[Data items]
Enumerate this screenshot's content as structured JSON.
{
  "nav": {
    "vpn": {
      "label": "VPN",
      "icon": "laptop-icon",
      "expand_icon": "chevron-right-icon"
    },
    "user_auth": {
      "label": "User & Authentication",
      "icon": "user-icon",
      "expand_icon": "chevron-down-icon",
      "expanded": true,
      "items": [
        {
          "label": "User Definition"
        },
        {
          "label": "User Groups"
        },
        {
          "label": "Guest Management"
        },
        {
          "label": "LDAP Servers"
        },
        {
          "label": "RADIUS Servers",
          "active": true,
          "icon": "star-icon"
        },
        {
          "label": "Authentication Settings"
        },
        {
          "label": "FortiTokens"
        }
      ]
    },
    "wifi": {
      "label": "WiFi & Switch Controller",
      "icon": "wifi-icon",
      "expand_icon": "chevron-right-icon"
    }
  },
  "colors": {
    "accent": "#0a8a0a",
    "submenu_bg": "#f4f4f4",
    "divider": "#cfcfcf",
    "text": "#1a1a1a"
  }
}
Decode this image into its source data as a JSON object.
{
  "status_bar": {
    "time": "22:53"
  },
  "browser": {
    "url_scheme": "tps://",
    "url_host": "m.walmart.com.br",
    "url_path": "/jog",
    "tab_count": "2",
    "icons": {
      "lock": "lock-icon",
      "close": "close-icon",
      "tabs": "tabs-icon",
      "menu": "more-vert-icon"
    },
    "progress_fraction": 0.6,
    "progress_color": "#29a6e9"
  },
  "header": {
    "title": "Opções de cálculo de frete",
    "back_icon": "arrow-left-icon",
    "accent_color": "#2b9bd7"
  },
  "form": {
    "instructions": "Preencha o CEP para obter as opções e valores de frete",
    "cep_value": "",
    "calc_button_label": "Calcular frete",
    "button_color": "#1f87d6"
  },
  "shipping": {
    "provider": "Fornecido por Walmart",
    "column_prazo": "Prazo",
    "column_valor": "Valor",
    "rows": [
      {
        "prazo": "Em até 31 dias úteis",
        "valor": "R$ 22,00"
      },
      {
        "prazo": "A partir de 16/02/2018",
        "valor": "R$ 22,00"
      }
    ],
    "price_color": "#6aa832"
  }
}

* [Task to complete] Where a line of the records above holds the word "JSON", copy that line.

* [Written reply]
Enumerate this screenshot's content as structured JSON.
Decode this image into its source data as a JSON object.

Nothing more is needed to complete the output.